— Exercise objective —
Find the word "duration" below. Copy each line that has it.

------------------------------

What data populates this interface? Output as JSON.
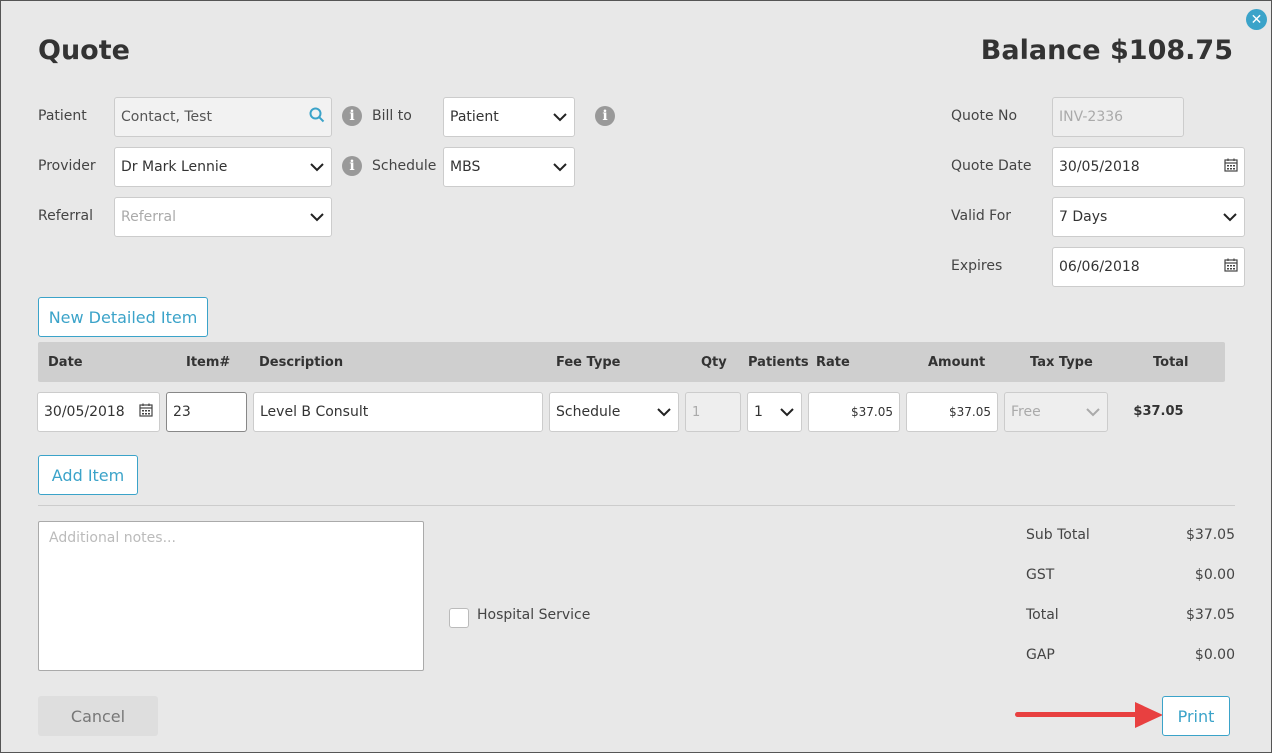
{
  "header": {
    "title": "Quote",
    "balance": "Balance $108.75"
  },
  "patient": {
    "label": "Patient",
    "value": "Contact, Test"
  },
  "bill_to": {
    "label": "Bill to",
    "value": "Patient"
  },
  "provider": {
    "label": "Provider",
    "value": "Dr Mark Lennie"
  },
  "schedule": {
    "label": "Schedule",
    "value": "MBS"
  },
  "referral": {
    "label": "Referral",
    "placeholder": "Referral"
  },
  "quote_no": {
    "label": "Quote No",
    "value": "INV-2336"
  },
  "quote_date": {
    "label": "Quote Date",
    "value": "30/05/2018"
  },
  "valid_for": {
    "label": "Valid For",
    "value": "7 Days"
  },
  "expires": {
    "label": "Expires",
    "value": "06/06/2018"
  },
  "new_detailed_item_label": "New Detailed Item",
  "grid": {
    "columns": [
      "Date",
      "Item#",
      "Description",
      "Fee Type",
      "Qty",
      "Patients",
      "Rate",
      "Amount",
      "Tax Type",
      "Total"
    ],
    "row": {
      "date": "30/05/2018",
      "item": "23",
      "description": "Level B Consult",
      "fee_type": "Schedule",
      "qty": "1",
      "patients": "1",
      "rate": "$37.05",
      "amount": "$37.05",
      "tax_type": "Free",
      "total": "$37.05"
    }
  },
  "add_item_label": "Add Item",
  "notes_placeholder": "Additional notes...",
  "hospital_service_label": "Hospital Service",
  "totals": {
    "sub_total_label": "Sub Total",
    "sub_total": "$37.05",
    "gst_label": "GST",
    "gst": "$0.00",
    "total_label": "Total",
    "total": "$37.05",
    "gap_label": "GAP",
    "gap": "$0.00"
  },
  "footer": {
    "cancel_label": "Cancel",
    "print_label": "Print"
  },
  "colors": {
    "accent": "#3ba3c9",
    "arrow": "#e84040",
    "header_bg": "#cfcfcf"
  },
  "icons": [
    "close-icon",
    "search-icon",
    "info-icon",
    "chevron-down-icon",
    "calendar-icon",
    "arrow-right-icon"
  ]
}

------------------------------

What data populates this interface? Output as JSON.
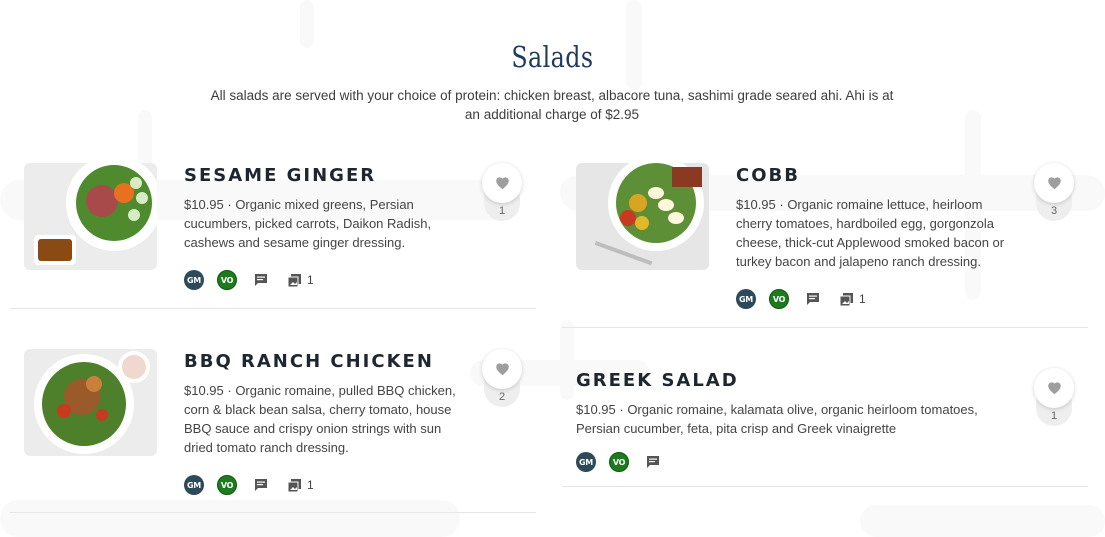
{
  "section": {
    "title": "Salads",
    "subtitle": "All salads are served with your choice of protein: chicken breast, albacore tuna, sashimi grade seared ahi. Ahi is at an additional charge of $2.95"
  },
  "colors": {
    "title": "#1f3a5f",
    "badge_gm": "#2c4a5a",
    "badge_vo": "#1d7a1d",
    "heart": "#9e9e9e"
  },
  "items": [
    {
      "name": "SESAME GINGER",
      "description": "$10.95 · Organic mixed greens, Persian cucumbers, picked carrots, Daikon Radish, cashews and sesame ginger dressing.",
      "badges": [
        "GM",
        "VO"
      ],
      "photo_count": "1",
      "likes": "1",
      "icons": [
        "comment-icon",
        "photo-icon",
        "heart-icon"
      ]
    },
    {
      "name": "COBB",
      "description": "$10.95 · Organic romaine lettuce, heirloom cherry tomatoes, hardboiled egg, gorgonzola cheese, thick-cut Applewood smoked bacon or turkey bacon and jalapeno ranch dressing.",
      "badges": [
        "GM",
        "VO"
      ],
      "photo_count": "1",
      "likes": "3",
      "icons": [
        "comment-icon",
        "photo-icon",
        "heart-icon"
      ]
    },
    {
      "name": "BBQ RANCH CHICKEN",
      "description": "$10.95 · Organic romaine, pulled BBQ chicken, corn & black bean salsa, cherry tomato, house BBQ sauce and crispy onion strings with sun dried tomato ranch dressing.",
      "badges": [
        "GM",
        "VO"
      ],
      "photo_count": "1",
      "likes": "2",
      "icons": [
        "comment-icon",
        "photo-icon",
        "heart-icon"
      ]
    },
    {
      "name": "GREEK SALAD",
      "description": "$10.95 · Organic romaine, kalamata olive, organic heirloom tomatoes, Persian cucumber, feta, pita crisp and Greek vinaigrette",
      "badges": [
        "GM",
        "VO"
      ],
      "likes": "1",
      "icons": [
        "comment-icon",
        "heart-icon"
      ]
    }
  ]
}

------------------------------

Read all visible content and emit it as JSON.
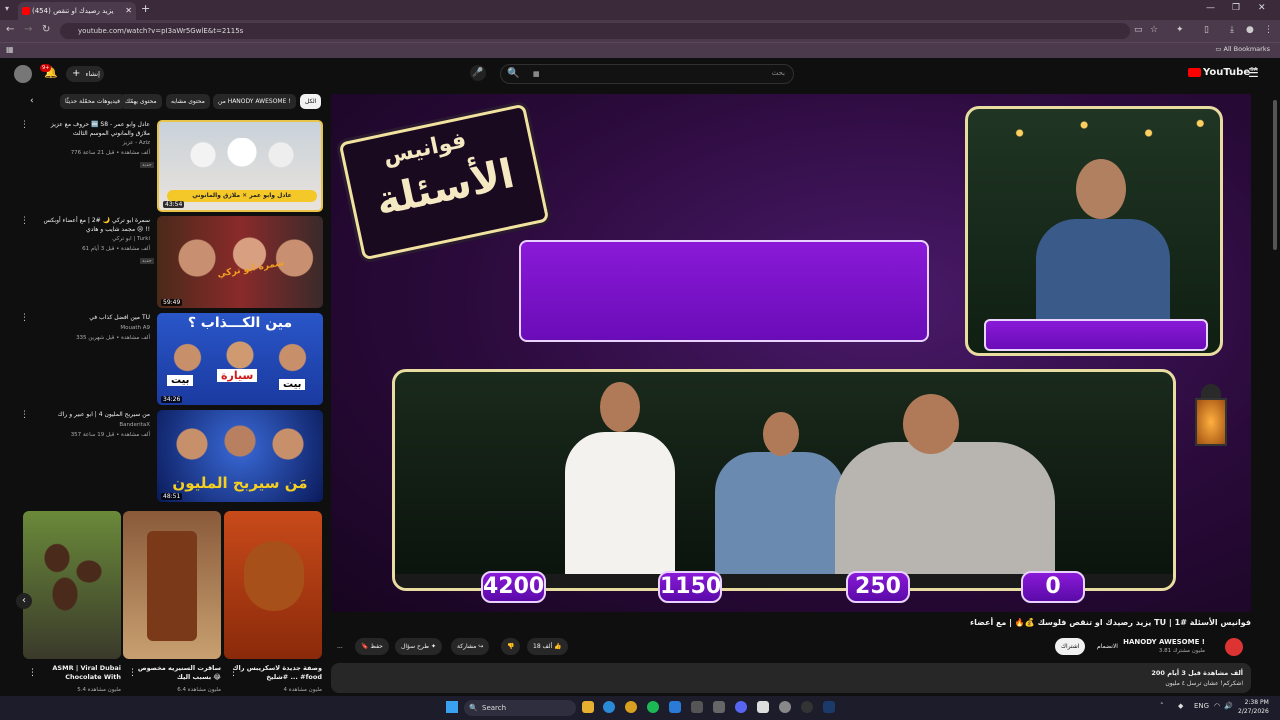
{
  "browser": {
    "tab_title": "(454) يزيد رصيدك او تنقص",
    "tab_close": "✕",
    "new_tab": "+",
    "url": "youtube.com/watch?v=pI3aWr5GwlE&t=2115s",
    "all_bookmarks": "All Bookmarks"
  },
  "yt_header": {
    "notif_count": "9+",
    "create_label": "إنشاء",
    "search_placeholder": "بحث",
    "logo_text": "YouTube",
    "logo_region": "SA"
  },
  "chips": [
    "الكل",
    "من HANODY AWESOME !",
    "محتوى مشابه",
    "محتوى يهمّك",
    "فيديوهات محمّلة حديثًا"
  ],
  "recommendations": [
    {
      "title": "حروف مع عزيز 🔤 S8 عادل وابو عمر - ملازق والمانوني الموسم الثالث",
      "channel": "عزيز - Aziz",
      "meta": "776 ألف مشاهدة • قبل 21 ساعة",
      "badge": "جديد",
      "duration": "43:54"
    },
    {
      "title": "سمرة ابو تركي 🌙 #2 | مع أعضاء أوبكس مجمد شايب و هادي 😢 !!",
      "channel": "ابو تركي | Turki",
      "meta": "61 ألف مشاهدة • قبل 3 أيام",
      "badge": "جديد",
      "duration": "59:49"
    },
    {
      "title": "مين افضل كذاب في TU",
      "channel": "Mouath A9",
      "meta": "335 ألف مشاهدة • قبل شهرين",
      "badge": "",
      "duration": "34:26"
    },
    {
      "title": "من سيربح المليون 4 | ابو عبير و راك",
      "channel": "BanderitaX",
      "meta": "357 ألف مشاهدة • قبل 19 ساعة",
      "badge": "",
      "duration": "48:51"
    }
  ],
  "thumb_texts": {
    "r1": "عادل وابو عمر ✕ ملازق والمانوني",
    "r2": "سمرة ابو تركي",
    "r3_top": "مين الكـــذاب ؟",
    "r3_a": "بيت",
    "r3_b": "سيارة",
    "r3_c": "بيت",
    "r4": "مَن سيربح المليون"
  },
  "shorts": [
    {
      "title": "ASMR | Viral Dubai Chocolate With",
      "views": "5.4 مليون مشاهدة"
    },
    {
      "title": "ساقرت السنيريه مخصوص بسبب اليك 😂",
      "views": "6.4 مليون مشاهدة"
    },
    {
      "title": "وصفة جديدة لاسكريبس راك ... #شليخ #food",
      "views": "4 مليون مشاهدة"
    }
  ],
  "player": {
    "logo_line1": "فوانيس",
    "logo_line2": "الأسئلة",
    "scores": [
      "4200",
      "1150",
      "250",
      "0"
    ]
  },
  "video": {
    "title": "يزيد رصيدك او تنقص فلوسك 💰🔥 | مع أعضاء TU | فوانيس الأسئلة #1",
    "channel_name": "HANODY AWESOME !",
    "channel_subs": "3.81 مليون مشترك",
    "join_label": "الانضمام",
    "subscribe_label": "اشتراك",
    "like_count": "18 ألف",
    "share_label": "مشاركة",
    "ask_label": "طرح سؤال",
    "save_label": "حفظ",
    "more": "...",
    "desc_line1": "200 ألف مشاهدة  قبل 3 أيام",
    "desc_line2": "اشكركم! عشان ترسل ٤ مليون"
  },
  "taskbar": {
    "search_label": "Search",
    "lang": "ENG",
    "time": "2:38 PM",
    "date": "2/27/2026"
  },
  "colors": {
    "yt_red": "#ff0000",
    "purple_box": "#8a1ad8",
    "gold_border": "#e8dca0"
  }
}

------------------------------

— Reply —
      "duration": "43:54"
      "duration": "59:49"
      "duration": "34:26"
      "duration": "48:51"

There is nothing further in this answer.